IT & Kommunikation

2. Kongress für Healthcare Performance Management in Ludwigshafen

09.02.2012 -

2. Kongress für Healthcare Performance Management in Ludwigshafen. Niemand würde auf die Idee kommen, ein Auto durch Konzentration auf den Rückspiegel voranzubewegen. Ebenso wenig würde er oder sie allein aufgrund des aktuellen Kilometerstands die Zeit bis zum Ziel berechnen. Stattdessen nutzt man den Tachometer, Hinweisschilder und Navigationssysteme, um auf dem schnellsten Weg am richtigen Ort anzukommen.

In vielen Unternehmen, genauer gesagt: in nahezu allen Unternehmen ist das aber nicht so. Gesteuert wird in der Regel auf Basis vergangenheitsorientierter Daten. Und gemessen wird in diesem Kontext nur, was sich leicht messen lässt. Der Fokus der Anstrengungen zur Leistungsverbesserung ist denn auch nahezu ausschließlich auf die Prozesse gerichtet. Und wenn deshalb strategische Ziele nicht erreicht werden, korrigiert man diese eben.

In Kliniken und anderen Einrichtungen der Gesundheitsbranche ist dies nicht anders. Vor diesem Hintergrund veranstalten der Landesverband Rheinland-Pfalz und Saarland der Klinikdirektoren Deutschland gemeinsam mit dem Institut für Managementinformationssysteme und Management & Krankenhaus am 17. April in Ludwigshafen den zweiten Kongress zur leistungsorientierten Steuerung von Gesundheitsunternehmen.

Eingeladen zu der Veranstaltung an der Hochschule für Wirtschaft Ludwigshafen sind Topentscheider, Controller und IT-Verantwortliche aus der gesamten Gesundheitsbranche. Neben Vorträgen zur Leistungsmessung und –steuerung sowie zum Risiko- und Chancenmanagement und der dazu notwendigen Unterstützung durch die Informationstechnologie erwarten die Kongressbesucher beispielsweise auch hochinteressante Ausführungen zum Geo- Coding.

Die Teilnehmer können sich in Abhängigkeit ihrer Präferenzen und vor dem Hintergrund der in ihrem Unternehmen gerade aktuellen Aufgabenstellung zwischen parallel angebotenen Veranstaltungen mit stärkerer Management- oder ITOrientierung entscheiden. Wichtig ist den Organisatoren auch, dass es zu einem intensiven Erfahrungs- und Wissensaustausch zwischen den Vorträgen kommt und Netzwerke ausgebaut werden können.

(Strukturierte Daten zur Seitenanalyse)
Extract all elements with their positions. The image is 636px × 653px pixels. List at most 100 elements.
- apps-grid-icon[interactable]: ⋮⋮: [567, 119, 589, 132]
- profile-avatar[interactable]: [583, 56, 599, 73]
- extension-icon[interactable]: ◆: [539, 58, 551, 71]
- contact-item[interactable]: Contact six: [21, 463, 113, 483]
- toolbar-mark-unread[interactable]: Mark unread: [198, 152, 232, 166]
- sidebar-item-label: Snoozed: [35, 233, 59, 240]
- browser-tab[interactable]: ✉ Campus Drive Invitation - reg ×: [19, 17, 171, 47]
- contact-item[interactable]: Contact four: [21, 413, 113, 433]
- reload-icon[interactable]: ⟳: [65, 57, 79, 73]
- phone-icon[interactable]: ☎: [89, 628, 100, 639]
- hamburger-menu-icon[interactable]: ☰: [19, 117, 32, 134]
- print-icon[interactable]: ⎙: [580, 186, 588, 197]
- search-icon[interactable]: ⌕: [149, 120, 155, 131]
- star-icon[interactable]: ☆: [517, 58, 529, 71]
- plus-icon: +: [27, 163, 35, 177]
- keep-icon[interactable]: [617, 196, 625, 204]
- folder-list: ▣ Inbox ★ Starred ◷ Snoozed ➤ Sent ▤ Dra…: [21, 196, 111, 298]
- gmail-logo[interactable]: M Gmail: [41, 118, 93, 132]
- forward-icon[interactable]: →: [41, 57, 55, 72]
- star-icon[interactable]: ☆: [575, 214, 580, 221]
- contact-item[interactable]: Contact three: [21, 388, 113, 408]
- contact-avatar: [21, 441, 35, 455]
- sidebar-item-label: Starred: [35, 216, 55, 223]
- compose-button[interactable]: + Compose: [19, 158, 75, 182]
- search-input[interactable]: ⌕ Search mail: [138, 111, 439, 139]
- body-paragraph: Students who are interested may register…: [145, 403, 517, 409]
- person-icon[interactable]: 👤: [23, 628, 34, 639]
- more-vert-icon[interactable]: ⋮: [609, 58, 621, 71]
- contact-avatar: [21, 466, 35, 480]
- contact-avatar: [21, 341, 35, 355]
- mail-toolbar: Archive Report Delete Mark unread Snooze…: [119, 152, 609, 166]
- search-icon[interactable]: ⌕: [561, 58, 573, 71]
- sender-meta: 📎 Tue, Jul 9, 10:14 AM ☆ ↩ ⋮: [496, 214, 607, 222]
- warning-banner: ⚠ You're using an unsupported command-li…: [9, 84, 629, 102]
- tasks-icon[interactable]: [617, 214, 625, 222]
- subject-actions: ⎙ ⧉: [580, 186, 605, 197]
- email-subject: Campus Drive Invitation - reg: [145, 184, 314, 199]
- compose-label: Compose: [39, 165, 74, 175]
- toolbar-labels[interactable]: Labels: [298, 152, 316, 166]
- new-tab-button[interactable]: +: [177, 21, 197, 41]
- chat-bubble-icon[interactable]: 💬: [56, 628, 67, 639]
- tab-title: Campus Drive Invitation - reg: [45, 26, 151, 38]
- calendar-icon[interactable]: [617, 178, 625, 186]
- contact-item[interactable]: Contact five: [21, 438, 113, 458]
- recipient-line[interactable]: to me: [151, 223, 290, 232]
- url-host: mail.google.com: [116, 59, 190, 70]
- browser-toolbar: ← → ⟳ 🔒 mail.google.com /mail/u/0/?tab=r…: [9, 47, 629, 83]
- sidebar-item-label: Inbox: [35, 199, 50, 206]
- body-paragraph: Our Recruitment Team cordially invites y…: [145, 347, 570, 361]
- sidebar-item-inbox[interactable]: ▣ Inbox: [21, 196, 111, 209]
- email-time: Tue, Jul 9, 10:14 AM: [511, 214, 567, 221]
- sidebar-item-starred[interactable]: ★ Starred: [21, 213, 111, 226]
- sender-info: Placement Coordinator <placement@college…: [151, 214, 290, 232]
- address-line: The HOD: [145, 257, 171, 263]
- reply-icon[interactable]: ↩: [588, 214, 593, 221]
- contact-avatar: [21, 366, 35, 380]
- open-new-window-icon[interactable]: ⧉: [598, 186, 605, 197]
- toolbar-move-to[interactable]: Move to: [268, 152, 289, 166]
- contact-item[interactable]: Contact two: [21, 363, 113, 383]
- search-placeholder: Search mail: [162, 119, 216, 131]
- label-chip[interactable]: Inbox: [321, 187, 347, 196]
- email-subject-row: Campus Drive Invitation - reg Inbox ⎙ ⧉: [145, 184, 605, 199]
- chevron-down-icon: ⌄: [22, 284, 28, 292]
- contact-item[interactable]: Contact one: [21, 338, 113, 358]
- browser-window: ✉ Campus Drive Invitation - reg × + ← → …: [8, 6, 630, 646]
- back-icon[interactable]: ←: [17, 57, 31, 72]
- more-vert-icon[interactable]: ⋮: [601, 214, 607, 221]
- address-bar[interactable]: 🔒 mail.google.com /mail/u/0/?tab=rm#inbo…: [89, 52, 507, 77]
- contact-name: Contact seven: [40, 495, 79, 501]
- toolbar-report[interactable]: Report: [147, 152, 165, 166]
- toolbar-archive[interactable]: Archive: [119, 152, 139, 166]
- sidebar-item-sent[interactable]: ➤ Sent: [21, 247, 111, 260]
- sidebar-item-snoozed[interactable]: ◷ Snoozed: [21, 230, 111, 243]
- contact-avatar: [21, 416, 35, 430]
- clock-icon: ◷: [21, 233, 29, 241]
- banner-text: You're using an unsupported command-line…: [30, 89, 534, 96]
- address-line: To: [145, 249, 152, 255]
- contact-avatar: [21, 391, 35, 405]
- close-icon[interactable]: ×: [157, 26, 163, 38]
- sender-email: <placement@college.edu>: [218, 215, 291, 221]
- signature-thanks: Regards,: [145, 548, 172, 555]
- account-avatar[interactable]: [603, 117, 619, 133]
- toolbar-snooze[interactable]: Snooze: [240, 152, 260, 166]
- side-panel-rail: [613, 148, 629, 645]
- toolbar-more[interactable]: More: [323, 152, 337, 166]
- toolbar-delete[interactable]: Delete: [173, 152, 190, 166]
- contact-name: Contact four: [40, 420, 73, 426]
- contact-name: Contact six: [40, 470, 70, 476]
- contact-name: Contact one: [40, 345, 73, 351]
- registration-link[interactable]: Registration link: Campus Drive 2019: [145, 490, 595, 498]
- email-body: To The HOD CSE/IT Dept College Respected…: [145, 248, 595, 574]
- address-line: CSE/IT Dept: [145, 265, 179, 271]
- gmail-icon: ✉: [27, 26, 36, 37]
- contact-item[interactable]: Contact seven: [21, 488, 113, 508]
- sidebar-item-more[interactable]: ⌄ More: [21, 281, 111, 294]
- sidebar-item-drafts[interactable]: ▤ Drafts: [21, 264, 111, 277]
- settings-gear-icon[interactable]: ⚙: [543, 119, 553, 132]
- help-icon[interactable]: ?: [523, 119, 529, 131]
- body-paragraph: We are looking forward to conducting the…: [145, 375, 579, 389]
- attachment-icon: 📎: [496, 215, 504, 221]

**Material erkunden:**
• a. Wie lässt sich der Absatz „Eingeladen zu der Veranstaltung …“ aus dem Text über den Ludwigshafener Kongress als kurze Liste fassen, ohne seine Hauptfakten zu verlieren?
• b. Wie könnte der Text über den Ludwigshafener Kongress nach seinem letzten Satz weitergehen? Führen Sie ihn fort.

**Schriftliche Antworten:**
• a.
- Ort: Hochschule für Wirtschaft Ludwigshafen
- Eingeladen: Topentscheider, Controller und IT-Verantwortliche aus der gesamten Gesundheitsbranche
- Vorträge: Leistungsmessung und -steuerung, Risiko- und Chancenmanagement sowie die dafür nötige Unterstützung durch die Informationstechnologie
- Außerdem: Ausführungen zum Geo-Coding

• b.
Die Steuerung der Unternehmensleistung erfolgt nicht zuletzt deshalb häufig aus dem Bauch heraus, weil valide Daten fehlen. Das liegt insbesondere daran, dass Ursache-Wirkungsbeziehungen nur in den seltensten Fällen umfänglich bekannt sind. Dadurch schauen Manager oftmals auf die falschen Leistungsindikatoren. Erfolg lässt sich aber nur erzielen, wenn die Strategie auf die einzelnen Hierarchieebenen herunter gebrochen und anhand zukunftsgerichteter Key Performance Indikatoren auf jeder Stufe messbar gemacht wird. Bei signifikanten Abweichungen der Messgrößen von den vorher festgelegten Grenzwerten muss dann aber auch reagiert werden. Denn die Folge inkonsequenter Strategieumsetzung oder zu später Anpassung des Geschäftsmodells an Umweltveränderungen ist ein Verlust der Wettbewerbsfähigkeit. Schließlich kann Hoffen niemals Handeln ersetzen. Und Zaudern aus Unsicherheit führt schnell zur Handlungsunfähigkeit.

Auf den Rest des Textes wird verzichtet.